Locate every line in the records below that holds the word "xlabel" and return each one.

====== Listing ======

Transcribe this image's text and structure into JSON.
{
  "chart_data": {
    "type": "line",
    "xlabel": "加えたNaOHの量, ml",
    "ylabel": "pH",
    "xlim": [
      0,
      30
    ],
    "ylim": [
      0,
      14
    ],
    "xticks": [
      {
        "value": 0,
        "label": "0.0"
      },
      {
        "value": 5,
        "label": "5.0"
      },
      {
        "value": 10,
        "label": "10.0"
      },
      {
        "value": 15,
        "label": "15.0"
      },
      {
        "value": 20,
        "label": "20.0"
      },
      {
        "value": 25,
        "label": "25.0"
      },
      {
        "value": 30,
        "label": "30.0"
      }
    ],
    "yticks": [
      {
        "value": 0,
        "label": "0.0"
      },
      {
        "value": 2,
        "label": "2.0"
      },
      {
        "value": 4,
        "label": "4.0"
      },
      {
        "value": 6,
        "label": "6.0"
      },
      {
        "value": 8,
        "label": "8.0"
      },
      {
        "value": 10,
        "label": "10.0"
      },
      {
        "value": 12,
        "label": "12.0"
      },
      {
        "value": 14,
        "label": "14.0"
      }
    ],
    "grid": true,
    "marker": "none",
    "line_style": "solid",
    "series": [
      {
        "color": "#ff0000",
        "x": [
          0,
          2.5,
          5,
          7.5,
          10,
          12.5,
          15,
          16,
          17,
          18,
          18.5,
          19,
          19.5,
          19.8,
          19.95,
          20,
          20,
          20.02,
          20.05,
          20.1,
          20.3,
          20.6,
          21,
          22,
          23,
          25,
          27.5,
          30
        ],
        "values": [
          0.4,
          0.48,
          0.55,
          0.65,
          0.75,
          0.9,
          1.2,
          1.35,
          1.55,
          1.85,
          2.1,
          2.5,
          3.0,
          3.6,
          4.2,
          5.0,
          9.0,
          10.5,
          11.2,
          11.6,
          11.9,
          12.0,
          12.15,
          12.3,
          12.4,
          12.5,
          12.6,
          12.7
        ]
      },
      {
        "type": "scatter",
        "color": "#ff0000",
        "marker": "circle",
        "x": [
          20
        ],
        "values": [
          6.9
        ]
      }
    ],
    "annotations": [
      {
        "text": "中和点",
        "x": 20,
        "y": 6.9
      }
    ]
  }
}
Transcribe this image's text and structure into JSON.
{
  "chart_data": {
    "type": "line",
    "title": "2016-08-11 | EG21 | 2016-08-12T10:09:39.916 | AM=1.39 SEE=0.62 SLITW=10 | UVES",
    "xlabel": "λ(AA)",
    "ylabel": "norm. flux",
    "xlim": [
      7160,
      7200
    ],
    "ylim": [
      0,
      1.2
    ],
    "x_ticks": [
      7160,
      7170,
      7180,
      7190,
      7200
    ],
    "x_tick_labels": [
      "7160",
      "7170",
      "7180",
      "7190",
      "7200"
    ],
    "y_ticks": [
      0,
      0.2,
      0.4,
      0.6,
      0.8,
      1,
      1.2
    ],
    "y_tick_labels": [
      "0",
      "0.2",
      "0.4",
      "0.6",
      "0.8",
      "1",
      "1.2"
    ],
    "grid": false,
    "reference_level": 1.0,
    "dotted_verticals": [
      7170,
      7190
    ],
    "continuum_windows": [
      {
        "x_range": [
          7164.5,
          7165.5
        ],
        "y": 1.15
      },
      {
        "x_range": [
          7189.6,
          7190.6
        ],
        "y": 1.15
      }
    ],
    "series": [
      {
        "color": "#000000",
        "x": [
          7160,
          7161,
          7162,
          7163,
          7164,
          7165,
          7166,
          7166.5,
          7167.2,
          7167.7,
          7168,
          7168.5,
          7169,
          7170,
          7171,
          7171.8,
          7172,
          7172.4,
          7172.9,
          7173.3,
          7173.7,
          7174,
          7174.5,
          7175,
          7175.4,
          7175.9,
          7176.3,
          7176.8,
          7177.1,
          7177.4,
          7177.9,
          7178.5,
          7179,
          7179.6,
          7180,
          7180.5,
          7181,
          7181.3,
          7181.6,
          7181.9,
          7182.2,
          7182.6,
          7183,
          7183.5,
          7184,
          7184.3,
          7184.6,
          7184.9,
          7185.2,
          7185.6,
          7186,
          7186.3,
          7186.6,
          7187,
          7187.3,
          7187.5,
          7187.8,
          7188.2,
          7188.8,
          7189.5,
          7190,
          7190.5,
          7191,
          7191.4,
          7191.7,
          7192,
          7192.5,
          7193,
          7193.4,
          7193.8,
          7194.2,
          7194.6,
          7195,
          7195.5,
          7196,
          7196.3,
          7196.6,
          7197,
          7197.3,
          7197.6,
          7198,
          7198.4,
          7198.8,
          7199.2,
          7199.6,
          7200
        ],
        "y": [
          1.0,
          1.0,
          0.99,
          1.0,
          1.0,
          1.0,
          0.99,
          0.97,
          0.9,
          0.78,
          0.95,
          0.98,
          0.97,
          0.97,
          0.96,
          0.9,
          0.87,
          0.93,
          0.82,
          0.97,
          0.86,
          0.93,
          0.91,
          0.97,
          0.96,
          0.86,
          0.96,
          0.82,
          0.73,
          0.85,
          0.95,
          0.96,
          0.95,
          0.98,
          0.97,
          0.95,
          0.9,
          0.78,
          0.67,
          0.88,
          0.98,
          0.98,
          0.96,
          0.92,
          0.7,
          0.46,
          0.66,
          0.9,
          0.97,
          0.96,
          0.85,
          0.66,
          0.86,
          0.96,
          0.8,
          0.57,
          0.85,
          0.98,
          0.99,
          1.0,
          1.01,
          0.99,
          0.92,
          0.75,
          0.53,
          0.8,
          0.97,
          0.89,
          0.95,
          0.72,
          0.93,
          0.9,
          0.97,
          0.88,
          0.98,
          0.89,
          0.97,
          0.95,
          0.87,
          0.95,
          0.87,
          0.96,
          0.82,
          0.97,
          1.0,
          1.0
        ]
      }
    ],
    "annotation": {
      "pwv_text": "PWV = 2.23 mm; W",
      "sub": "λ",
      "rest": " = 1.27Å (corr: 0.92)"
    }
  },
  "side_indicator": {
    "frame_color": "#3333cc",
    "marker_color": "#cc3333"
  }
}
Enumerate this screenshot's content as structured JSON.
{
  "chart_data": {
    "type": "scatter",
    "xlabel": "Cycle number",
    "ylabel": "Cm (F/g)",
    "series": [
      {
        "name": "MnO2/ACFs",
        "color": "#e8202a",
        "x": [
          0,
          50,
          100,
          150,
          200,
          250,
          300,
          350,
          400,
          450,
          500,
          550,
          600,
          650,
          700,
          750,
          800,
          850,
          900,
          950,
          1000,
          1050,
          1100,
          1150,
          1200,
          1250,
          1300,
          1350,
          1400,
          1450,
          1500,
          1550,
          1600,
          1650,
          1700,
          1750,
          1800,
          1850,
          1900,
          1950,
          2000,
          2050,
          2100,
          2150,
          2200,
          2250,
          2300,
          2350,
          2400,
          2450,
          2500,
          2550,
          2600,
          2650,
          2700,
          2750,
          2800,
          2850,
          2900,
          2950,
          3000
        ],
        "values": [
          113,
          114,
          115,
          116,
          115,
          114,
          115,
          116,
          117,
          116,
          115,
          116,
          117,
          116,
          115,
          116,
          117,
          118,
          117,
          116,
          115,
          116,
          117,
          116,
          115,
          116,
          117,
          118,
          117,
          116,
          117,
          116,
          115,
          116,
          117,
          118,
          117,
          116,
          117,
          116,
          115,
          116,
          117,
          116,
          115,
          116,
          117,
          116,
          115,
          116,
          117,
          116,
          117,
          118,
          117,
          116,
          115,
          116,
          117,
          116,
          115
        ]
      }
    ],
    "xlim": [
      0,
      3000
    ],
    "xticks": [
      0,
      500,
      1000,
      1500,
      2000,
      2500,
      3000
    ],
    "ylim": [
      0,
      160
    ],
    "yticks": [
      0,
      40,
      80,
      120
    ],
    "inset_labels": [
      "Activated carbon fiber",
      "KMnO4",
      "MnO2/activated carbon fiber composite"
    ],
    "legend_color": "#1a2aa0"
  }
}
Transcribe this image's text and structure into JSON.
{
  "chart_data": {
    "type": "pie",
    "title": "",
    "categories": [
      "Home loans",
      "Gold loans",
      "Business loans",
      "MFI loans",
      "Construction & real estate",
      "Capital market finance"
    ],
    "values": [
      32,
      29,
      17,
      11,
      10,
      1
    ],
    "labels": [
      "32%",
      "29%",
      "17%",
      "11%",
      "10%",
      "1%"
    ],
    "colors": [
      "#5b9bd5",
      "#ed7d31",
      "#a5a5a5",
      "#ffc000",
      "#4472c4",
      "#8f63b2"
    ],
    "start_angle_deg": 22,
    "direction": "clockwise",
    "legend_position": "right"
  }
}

======

Solution to the exercise:
    "xlabel": "加えたNaOHの量, ml",
    "xlabel": "λ(AA)",
    "xlabel": "Cycle number",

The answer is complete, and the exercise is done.